Copy every line of the entries that includes the word "JSON".

-- BEGIN DATA EXCERPTS --

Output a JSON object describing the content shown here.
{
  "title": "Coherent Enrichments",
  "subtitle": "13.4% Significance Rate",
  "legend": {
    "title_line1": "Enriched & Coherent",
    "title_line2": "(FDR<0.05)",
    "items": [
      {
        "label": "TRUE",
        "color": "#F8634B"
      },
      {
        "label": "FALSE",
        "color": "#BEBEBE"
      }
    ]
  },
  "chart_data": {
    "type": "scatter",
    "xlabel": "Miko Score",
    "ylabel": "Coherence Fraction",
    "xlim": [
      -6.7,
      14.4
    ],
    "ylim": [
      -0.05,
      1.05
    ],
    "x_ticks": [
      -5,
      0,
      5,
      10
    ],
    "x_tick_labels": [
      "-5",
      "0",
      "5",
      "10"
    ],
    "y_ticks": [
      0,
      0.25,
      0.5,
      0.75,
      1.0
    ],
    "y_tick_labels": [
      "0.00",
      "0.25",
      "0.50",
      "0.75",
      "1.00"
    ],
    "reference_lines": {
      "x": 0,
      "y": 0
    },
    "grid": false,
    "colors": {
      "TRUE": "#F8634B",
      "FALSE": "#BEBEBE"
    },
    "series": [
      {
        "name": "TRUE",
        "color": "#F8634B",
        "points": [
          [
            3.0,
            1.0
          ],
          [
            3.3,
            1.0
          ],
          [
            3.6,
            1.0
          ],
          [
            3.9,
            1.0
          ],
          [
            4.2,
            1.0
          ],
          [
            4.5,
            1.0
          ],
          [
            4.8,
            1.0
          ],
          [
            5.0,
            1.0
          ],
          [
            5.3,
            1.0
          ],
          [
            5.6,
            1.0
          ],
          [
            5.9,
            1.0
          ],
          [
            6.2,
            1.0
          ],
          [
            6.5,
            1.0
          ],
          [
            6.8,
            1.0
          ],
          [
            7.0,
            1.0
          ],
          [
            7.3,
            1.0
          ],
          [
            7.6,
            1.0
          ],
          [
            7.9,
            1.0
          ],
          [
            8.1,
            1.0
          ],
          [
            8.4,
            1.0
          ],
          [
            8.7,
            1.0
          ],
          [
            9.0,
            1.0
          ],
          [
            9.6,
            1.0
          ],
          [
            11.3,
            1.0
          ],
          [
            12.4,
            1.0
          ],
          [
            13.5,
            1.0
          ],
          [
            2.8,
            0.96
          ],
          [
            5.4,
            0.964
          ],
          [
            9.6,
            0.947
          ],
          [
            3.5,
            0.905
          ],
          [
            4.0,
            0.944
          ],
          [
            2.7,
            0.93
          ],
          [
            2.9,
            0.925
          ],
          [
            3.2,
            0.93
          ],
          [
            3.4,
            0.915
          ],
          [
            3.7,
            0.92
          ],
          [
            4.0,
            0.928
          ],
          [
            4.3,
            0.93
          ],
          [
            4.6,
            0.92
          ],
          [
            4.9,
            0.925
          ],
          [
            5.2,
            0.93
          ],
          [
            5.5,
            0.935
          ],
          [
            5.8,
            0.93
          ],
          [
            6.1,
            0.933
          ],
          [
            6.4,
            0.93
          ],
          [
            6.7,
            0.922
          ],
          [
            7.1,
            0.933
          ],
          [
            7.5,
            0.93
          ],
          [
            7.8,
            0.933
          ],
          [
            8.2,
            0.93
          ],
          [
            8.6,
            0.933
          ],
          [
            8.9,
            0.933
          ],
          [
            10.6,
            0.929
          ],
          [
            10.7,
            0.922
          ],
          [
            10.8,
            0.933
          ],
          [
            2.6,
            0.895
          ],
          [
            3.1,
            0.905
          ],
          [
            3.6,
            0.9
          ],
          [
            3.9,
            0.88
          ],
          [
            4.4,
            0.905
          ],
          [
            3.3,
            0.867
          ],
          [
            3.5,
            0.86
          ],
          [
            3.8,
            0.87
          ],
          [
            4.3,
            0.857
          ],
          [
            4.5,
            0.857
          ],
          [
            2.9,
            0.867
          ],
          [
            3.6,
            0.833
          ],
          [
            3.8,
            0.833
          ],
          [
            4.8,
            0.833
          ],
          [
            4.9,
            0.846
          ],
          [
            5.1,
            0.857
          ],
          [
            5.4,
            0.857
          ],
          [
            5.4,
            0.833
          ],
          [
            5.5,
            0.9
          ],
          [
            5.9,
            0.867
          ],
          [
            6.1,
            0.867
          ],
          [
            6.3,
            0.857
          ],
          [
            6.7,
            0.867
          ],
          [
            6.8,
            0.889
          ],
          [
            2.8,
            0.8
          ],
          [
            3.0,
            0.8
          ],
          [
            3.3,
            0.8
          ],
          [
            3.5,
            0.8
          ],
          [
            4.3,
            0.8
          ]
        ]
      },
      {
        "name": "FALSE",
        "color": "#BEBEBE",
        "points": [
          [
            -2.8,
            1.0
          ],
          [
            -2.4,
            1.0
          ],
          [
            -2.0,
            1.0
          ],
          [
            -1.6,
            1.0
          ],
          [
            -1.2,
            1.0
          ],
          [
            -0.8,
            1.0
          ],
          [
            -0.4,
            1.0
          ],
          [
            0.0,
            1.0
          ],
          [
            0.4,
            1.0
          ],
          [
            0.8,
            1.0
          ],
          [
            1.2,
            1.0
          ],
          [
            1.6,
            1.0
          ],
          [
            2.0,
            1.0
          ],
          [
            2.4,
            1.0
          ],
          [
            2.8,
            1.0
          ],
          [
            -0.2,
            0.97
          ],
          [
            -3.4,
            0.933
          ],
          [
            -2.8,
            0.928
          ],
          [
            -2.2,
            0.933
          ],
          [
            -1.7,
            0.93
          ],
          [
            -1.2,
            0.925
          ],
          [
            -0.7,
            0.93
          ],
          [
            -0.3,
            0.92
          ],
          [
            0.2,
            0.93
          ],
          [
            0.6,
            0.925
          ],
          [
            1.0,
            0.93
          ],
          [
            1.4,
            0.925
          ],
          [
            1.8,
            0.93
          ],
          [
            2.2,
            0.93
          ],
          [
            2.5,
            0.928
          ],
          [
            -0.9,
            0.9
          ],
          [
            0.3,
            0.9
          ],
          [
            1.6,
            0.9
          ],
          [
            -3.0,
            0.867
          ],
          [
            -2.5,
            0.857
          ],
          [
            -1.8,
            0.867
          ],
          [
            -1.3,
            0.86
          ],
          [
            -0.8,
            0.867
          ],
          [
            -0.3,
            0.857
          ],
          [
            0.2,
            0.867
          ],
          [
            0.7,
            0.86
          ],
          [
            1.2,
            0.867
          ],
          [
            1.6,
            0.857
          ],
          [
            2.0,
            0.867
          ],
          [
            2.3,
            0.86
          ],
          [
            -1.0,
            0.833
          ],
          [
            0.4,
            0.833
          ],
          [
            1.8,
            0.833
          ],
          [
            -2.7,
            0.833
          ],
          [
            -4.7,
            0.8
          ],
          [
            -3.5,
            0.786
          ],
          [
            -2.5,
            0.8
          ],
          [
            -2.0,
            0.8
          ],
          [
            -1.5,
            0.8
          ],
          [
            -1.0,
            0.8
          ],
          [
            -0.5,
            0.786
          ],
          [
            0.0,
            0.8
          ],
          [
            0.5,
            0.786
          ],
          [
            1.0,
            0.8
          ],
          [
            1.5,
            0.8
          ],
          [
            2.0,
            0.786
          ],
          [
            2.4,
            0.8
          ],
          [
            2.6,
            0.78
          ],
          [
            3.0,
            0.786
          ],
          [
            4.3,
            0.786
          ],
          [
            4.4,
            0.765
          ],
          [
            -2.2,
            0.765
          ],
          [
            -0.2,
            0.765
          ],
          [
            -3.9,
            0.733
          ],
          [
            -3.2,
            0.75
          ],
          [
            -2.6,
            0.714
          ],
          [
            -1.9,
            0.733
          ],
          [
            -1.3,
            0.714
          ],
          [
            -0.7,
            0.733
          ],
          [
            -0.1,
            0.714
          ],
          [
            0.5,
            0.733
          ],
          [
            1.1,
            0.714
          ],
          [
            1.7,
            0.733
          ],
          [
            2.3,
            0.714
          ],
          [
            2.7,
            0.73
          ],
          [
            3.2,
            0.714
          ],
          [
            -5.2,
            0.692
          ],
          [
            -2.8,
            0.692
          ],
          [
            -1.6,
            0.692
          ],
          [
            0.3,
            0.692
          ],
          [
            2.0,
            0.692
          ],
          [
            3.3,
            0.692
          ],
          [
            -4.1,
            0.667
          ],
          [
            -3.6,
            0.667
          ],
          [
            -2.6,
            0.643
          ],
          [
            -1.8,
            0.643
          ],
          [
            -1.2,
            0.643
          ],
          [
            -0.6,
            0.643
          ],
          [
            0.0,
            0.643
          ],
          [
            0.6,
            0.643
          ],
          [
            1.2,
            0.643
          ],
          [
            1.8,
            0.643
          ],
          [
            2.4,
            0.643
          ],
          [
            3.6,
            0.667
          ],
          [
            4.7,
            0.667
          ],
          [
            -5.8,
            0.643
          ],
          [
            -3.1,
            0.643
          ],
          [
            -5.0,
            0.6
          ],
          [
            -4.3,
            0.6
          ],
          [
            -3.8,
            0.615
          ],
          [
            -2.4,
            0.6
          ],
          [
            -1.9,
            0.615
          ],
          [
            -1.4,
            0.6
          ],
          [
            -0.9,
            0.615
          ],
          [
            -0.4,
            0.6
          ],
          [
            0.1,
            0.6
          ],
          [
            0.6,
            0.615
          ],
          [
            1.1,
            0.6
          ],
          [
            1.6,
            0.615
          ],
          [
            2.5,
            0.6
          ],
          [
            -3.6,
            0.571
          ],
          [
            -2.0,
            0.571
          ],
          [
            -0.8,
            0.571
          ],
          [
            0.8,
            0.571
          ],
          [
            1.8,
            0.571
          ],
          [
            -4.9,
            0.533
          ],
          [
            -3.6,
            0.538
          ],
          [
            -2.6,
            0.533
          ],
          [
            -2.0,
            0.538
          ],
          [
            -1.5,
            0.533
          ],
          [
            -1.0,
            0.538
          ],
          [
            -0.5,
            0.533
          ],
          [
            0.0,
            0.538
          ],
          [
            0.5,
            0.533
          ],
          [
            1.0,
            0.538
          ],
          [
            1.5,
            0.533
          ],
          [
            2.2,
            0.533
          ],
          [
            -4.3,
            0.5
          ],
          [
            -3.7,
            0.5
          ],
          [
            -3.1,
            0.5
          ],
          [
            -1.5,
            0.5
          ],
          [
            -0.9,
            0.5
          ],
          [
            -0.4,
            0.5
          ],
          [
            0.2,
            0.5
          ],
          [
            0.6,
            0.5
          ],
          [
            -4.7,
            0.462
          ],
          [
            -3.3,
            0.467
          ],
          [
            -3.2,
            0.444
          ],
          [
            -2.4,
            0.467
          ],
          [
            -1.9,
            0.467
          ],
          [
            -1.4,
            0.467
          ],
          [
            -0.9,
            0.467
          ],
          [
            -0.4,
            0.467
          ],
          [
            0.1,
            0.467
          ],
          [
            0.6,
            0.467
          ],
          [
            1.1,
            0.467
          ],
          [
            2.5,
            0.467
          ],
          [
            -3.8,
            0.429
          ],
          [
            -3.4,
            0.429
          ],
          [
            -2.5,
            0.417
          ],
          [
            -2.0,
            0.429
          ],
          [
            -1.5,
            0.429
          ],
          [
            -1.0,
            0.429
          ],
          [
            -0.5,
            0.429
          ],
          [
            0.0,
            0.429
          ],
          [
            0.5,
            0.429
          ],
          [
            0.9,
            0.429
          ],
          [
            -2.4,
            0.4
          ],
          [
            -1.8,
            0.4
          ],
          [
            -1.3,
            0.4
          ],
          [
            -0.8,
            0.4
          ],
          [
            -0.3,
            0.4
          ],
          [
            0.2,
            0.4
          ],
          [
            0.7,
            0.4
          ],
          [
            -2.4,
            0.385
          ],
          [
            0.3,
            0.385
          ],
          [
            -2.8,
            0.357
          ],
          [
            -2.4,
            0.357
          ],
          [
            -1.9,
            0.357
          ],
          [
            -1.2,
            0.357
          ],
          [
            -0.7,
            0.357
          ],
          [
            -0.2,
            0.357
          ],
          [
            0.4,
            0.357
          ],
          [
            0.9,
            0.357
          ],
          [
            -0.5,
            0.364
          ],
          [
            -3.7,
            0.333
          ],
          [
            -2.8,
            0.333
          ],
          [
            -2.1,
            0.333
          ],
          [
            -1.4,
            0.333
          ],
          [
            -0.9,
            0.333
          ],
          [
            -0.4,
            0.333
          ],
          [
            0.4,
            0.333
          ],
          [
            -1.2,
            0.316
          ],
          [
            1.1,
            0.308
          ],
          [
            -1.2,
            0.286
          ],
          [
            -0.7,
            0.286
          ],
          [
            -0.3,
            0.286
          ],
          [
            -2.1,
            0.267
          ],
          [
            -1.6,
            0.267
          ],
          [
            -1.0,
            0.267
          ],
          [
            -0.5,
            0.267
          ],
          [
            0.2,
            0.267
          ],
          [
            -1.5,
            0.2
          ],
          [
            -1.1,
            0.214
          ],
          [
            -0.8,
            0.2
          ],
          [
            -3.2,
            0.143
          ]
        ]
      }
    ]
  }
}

-- END DATA EXCERPTS --
-- BEGIN DATA EXCERPTS --

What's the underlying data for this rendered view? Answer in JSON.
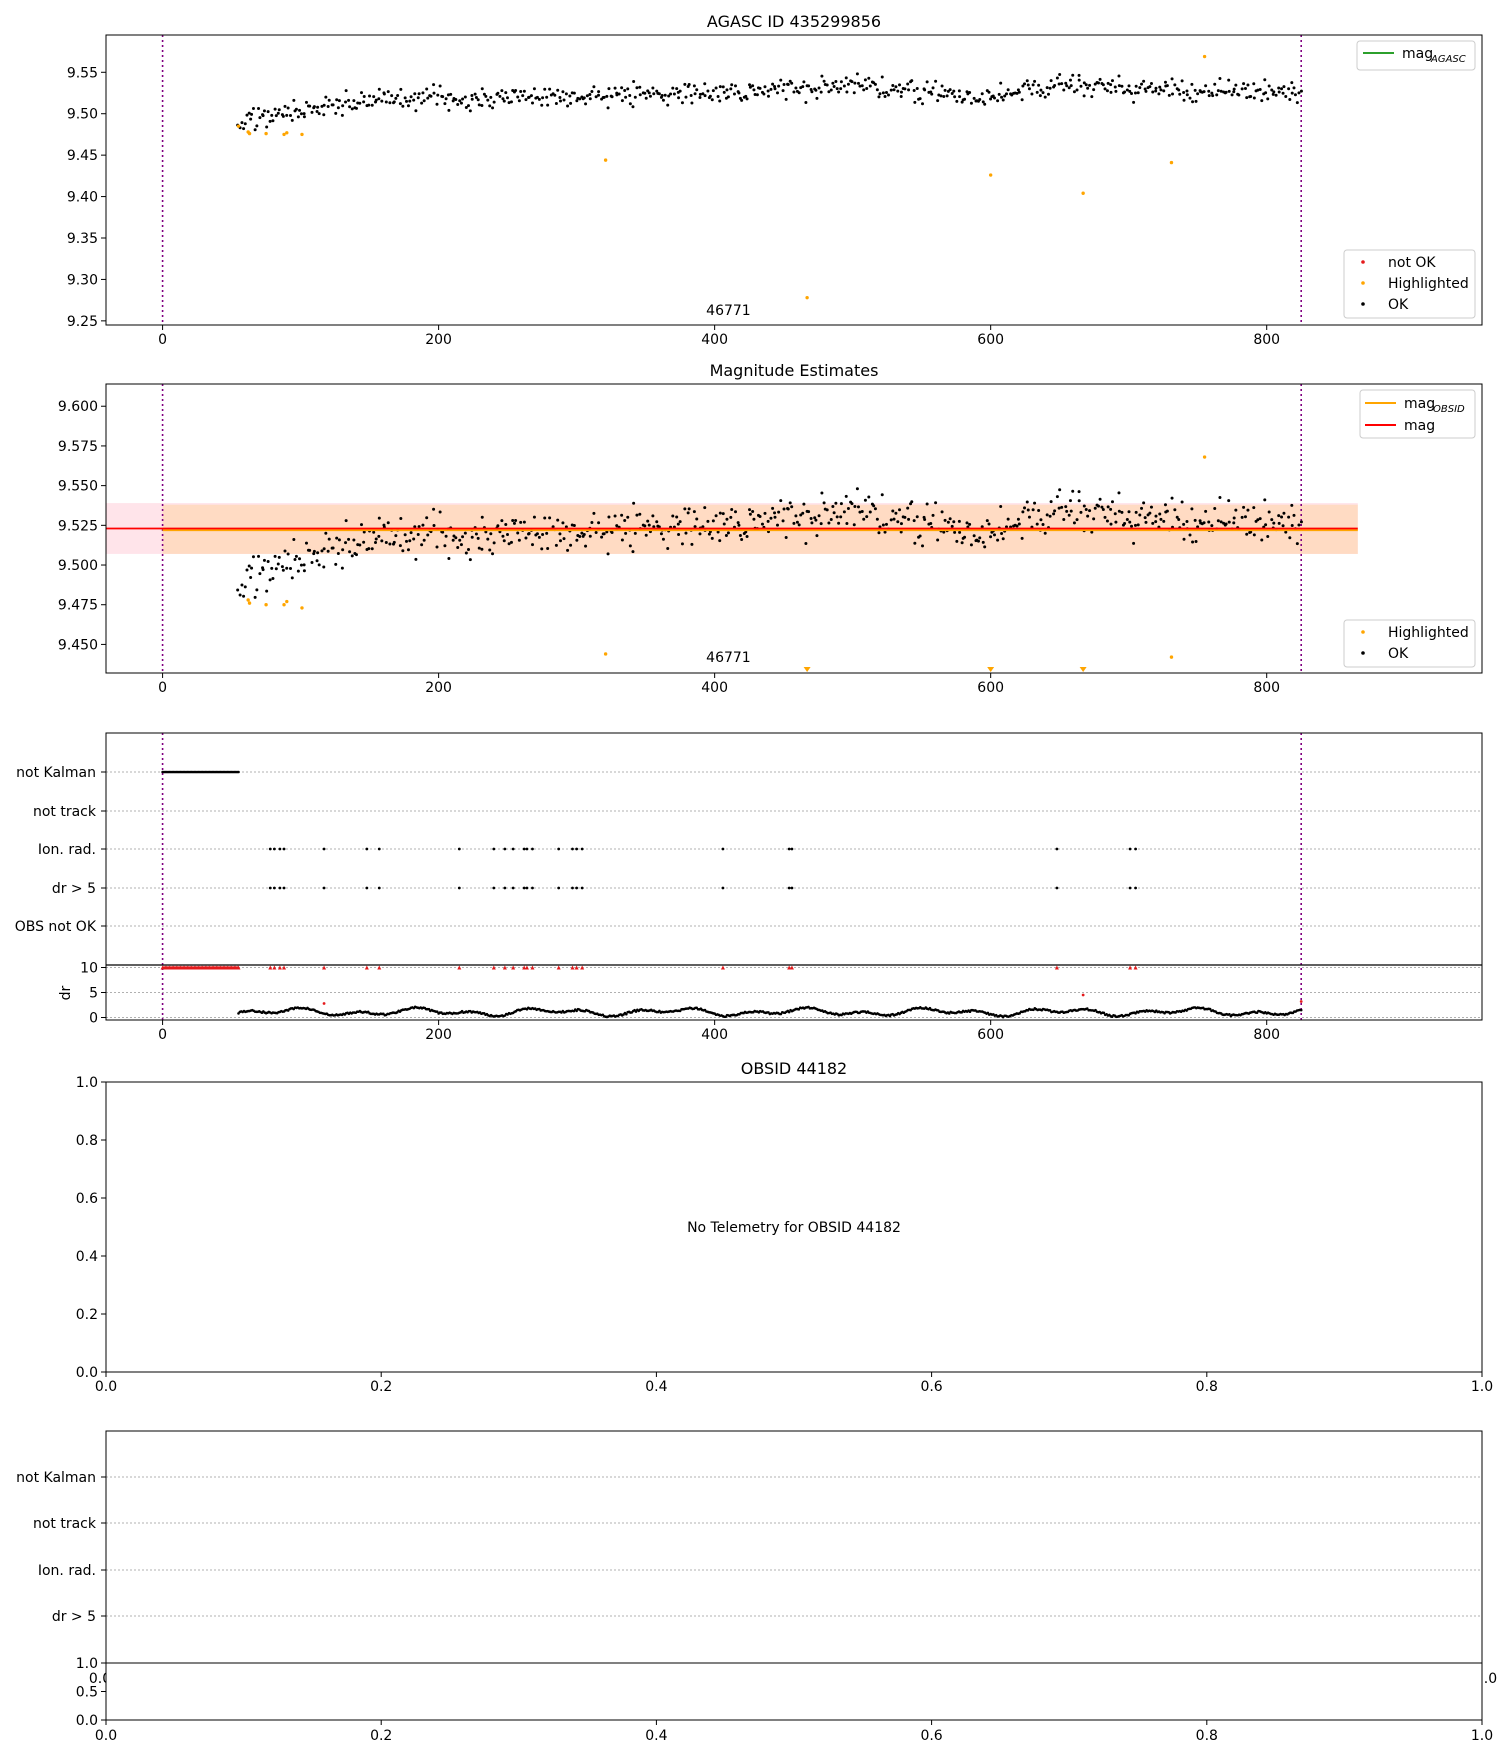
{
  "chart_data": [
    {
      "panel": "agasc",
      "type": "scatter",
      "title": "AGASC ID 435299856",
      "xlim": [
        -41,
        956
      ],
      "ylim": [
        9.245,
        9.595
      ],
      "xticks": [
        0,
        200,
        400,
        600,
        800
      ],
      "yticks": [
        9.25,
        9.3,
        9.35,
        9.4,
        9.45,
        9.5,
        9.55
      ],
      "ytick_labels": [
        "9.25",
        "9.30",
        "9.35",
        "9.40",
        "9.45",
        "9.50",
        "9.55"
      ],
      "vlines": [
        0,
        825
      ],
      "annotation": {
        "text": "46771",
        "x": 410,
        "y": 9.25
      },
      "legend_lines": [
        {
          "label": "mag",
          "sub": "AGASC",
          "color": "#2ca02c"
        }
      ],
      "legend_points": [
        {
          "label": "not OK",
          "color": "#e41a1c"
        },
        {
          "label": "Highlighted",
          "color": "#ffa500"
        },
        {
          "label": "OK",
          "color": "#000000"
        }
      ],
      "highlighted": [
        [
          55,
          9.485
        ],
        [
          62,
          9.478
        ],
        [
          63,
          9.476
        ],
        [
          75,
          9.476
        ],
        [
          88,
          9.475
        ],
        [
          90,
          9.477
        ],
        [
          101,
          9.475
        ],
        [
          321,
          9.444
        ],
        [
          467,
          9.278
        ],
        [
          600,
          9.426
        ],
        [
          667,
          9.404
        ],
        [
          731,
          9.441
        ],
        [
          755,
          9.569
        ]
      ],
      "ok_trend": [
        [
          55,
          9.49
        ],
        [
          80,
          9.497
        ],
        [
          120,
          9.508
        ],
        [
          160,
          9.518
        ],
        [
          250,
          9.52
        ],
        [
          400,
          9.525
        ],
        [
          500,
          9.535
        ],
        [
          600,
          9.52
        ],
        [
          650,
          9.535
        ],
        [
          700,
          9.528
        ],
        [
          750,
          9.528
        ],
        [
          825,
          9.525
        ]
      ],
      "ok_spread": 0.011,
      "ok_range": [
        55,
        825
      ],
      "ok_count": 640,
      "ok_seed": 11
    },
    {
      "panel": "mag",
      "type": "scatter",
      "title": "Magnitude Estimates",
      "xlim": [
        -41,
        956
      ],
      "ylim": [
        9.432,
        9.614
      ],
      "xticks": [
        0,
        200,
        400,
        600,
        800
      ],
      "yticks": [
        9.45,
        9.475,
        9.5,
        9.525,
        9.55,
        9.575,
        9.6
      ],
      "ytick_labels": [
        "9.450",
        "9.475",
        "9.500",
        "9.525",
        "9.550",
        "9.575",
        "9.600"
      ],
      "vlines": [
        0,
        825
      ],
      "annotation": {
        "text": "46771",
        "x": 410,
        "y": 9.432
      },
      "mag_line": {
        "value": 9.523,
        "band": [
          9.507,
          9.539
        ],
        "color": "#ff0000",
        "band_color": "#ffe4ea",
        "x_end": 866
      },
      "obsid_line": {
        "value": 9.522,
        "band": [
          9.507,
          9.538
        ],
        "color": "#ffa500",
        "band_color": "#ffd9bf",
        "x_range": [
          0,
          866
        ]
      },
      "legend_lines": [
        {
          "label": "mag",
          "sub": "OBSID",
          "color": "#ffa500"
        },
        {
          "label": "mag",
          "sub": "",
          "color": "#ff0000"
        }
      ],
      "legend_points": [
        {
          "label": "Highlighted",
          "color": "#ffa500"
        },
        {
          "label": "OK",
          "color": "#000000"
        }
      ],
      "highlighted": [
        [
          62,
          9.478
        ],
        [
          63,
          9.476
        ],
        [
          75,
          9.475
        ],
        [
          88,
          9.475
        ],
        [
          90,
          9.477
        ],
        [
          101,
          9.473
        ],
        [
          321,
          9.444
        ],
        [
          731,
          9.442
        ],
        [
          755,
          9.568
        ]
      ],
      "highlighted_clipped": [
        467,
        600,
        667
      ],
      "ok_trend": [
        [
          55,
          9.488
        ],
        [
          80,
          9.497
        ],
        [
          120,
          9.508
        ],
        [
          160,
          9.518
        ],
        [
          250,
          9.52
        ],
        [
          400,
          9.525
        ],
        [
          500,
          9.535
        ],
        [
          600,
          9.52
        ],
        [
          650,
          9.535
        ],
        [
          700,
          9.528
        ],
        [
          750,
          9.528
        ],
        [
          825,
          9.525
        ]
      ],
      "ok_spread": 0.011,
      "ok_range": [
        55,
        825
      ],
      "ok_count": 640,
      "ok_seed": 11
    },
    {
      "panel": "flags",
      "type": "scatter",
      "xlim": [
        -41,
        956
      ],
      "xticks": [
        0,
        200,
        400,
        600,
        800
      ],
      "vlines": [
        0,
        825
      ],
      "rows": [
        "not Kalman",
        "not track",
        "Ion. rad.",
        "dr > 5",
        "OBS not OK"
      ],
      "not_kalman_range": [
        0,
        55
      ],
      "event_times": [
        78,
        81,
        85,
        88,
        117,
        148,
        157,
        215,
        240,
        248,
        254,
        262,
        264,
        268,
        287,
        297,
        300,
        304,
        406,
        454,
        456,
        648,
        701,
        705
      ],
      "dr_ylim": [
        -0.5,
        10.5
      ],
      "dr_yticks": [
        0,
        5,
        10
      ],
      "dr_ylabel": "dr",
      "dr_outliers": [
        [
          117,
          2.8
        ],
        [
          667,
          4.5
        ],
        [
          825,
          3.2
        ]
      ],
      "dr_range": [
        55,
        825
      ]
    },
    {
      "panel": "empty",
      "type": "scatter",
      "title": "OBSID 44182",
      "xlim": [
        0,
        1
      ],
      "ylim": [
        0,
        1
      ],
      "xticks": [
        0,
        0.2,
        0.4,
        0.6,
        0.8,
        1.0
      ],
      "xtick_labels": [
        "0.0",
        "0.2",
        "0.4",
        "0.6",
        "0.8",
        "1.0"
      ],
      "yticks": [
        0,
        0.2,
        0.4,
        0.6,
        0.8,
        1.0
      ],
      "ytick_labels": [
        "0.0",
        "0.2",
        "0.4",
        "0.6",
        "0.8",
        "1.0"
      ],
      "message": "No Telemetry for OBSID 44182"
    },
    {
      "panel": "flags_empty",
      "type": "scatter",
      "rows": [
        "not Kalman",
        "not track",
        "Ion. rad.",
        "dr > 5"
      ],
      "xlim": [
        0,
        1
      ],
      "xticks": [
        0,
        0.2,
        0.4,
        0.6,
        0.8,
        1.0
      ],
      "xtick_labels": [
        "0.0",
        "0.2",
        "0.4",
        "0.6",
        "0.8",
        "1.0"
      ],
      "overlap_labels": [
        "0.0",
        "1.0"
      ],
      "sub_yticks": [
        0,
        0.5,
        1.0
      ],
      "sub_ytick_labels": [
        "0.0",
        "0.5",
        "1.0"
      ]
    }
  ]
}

-- END DATA EXCERPTS --

# [EXERCISE RESULT]
Output a JSON object describing the content shown here.
What's the underlying data for this rendered view? Answer in JSON.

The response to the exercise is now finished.